## Stated task
Output the data exactly, with every line intact.
□ □ □ □
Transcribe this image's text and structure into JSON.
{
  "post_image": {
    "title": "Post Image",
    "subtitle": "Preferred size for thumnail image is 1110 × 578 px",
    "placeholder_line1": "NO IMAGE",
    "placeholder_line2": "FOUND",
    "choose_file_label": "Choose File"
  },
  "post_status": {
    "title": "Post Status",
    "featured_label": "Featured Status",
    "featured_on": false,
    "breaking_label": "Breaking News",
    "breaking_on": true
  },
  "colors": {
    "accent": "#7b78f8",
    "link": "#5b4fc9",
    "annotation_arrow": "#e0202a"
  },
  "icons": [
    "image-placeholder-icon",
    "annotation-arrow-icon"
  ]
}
□ □ □ □
## Solution for this exercise
Transcribe this image's text and structure into JSON.
{
  "post_image": {
    "title": "Post Image",
    "subtitle": "Preferred size for thumnail image is 1110 × 578 px",
    "placeholder_line1": "NO IMAGE",
    "placeholder_line2": "FOUND",
    "choose_file_label": "Choose File"
  },
  "post_status": {
    "title": "Post Status",
    "featured_label": "Featured Status",
    "featured_on": false,
    "breaking_label": "Breaking News",
    "breaking_on": true
  },
  "colors": {
    "accent": "#7b78f8",
    "link": "#5b4fc9",
    "annotation_arrow": "#e0202a"
  },
  "icons": [
    "image-placeholder-icon",
    "annotation-arrow-icon"
  ]
}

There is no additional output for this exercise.